• Exercise aim: Go through the entries below and pick out every line with "OMPS".

### Data extract

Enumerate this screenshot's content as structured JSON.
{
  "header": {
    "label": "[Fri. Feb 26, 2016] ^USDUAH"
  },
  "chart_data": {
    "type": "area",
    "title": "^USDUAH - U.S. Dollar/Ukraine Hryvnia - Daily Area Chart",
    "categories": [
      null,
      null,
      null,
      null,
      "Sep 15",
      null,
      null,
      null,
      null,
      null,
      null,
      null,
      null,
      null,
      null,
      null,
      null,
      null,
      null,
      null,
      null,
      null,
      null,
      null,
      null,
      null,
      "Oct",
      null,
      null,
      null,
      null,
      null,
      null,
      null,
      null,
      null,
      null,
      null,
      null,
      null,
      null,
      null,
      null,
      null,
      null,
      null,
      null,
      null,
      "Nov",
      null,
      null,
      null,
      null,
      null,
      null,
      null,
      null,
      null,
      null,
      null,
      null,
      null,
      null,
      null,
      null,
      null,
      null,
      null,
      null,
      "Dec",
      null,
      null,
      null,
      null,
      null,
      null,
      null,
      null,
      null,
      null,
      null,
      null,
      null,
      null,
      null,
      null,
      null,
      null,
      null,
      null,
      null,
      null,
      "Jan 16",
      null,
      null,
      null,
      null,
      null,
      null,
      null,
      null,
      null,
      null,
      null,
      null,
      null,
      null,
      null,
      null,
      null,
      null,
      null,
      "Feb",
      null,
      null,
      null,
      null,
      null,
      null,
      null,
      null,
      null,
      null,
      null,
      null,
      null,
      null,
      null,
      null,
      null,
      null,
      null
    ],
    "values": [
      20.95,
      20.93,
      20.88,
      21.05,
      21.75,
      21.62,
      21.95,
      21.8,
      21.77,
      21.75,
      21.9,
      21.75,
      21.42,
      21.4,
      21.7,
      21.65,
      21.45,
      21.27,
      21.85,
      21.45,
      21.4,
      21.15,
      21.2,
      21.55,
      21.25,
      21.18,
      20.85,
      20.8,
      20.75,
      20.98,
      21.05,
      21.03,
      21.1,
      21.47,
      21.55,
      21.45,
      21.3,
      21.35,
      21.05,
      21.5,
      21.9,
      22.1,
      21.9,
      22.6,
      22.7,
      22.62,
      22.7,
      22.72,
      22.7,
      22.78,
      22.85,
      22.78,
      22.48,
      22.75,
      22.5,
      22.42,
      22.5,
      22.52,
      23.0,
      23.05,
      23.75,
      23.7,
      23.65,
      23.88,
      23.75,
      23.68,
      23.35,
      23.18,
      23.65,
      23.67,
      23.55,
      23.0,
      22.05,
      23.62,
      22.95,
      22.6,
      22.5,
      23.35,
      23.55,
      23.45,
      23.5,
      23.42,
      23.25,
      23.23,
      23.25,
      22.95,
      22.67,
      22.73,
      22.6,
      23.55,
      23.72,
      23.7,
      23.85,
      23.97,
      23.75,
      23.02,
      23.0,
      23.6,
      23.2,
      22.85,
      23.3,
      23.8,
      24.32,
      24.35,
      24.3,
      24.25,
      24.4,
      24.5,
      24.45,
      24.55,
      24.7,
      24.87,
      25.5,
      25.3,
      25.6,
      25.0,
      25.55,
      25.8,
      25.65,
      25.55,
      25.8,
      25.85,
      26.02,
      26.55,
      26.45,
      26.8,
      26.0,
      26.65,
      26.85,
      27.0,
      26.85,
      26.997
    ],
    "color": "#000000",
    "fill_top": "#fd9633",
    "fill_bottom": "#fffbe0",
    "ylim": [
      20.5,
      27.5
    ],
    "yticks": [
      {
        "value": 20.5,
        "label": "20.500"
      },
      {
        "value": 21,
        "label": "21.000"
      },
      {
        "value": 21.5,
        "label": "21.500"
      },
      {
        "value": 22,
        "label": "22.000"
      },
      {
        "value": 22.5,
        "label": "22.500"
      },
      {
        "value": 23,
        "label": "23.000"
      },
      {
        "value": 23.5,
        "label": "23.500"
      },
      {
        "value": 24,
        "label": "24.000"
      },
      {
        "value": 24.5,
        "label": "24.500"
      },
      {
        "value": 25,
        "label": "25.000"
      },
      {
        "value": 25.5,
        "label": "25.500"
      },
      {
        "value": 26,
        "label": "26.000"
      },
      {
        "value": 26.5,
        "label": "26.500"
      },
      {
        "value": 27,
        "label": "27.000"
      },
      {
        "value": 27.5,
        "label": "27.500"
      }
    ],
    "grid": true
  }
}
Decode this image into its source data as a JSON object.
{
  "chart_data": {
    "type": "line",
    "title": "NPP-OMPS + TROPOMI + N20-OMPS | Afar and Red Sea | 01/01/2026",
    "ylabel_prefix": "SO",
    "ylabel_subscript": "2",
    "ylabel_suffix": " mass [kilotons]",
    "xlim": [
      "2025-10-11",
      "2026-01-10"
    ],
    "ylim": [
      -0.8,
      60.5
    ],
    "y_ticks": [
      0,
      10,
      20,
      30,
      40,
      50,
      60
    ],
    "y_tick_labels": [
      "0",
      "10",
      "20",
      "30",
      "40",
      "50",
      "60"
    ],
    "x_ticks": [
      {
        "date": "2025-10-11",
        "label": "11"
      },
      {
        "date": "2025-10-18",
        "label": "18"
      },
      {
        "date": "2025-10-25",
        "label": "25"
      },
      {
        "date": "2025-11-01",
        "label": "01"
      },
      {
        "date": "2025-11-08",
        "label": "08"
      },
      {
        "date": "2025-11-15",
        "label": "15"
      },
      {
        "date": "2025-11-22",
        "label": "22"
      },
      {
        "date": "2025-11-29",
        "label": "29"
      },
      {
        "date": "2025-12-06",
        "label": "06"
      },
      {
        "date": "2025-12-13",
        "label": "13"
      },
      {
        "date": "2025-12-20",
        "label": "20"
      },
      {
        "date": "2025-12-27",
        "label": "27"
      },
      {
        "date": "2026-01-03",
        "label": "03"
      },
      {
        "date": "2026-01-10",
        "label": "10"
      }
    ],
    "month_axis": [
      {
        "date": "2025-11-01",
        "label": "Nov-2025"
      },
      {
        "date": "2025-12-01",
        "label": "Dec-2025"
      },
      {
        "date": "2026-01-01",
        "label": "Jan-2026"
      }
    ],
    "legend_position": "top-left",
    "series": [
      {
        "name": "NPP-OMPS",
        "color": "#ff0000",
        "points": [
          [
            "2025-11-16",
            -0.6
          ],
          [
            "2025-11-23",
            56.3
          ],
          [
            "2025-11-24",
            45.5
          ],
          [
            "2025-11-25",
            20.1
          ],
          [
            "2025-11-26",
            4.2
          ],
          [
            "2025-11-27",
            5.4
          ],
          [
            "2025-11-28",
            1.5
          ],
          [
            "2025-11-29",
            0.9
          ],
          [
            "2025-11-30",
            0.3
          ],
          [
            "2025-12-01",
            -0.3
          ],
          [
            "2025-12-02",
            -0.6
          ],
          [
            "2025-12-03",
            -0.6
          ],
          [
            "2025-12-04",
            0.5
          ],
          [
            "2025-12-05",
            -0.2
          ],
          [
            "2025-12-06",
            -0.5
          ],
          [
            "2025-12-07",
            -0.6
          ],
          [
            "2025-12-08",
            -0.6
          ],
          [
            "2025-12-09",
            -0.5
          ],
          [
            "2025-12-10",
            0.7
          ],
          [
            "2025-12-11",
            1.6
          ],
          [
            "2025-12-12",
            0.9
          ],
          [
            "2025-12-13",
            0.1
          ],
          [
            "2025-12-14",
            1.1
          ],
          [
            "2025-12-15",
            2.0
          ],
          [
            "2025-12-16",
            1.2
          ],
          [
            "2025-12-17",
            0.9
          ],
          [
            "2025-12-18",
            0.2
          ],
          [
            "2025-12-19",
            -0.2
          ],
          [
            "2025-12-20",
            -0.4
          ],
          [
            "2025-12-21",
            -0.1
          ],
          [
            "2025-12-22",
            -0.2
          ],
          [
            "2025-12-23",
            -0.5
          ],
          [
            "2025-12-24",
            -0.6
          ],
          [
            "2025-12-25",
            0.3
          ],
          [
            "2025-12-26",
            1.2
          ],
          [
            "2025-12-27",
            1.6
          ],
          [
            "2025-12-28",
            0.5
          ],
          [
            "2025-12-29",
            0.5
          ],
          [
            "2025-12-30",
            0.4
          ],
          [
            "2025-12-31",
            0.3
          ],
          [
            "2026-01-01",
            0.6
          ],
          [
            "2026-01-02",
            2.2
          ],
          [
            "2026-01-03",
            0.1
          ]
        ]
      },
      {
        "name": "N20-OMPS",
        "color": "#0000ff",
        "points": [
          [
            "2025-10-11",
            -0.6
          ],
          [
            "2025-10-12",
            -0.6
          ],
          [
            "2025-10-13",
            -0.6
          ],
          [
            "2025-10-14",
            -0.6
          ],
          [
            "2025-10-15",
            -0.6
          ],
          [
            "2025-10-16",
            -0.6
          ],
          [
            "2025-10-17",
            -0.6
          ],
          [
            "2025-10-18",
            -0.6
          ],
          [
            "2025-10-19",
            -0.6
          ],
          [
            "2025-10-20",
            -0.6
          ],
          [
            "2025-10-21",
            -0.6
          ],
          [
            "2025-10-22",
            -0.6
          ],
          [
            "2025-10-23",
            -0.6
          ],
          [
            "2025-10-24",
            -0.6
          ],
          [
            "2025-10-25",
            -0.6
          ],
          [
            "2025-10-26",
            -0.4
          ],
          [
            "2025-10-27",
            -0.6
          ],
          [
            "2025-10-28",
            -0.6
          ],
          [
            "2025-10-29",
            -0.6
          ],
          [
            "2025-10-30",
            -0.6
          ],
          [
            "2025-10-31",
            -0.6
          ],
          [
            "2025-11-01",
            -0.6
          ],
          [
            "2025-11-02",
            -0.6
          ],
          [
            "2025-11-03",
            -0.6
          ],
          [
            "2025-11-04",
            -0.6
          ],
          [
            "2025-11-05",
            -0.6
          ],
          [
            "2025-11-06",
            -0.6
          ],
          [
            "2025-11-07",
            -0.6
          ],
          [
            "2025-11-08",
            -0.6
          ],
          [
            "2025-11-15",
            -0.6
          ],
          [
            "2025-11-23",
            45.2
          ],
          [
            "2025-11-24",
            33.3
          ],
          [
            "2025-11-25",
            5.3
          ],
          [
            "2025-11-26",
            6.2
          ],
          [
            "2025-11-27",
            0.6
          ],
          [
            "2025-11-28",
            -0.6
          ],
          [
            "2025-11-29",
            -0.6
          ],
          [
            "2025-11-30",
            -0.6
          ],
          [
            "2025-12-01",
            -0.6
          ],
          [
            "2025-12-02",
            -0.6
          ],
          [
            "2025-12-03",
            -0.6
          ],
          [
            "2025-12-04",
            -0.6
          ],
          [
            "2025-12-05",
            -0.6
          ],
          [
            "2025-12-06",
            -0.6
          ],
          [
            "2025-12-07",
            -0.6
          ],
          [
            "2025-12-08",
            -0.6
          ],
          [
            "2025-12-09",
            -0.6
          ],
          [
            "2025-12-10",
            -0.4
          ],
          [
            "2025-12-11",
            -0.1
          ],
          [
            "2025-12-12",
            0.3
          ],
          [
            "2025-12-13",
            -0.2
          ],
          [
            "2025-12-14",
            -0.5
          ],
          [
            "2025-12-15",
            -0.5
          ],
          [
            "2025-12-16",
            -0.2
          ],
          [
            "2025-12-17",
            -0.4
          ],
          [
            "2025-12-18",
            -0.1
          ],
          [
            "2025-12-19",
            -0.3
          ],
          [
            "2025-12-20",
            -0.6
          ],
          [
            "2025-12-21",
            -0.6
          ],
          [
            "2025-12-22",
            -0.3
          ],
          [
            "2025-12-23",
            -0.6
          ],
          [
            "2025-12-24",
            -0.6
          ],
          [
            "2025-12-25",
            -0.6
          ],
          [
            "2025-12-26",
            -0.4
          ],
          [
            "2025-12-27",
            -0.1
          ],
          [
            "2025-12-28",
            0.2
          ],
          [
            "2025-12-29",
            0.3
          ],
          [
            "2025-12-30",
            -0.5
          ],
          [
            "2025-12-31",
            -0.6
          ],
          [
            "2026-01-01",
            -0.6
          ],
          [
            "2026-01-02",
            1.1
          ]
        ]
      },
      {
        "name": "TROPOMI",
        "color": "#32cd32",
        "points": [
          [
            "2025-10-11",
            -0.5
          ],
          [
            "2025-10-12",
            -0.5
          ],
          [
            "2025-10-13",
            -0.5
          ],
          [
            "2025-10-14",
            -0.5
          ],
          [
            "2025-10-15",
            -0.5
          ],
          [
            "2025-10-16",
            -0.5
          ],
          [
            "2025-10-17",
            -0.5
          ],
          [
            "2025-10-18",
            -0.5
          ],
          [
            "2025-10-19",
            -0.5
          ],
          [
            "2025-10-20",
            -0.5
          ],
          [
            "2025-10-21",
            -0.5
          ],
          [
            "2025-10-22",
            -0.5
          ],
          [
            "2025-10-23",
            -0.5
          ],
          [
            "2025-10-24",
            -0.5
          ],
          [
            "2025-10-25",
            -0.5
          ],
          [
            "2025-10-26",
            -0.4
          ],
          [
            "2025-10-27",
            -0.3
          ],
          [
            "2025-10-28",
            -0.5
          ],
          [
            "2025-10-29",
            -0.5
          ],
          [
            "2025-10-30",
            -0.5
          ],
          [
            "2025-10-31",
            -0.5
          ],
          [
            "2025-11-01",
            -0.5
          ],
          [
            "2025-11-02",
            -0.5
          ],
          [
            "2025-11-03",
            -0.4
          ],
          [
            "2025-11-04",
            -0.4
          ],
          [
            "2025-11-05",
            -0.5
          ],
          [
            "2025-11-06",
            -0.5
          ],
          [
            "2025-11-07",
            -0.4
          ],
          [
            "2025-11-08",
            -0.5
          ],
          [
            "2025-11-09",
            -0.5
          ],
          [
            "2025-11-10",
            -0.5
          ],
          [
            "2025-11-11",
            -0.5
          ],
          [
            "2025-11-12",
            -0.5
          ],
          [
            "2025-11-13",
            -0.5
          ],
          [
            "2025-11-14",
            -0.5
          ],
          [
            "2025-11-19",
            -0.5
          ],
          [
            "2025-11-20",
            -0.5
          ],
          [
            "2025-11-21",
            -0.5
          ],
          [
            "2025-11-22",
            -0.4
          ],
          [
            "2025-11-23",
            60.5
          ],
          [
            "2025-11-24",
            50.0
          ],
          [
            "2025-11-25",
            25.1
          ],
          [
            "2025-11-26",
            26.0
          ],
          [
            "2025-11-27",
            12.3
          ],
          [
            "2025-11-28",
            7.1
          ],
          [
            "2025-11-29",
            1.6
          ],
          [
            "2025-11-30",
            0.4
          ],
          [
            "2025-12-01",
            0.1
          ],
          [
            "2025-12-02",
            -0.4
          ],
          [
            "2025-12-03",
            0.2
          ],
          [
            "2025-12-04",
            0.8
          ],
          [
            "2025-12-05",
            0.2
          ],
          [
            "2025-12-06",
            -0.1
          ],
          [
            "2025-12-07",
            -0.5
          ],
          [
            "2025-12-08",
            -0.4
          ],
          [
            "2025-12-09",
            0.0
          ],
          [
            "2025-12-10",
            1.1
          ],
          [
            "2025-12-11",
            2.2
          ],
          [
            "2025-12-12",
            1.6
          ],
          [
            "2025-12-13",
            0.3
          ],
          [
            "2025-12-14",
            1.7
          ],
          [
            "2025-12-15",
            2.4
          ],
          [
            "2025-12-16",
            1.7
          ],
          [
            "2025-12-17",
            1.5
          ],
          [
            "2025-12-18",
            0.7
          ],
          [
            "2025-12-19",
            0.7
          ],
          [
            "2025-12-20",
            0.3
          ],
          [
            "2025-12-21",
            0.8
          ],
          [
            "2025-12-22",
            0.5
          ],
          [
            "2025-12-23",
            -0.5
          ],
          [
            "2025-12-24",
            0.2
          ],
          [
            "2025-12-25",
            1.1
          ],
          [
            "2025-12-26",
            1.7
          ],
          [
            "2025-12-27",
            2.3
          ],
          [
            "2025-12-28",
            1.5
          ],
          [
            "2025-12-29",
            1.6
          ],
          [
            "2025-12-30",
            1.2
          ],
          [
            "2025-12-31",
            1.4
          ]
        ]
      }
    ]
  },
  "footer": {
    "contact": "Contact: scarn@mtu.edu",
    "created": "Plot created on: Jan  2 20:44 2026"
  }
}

######

• Correct response:
    "title": "NPP-OMPS + TROPOMI + N20-OMPS | Afar and Red Sea | 01/01/2026",
        "name": "NPP-OMPS",
        "name": "N20-OMPS",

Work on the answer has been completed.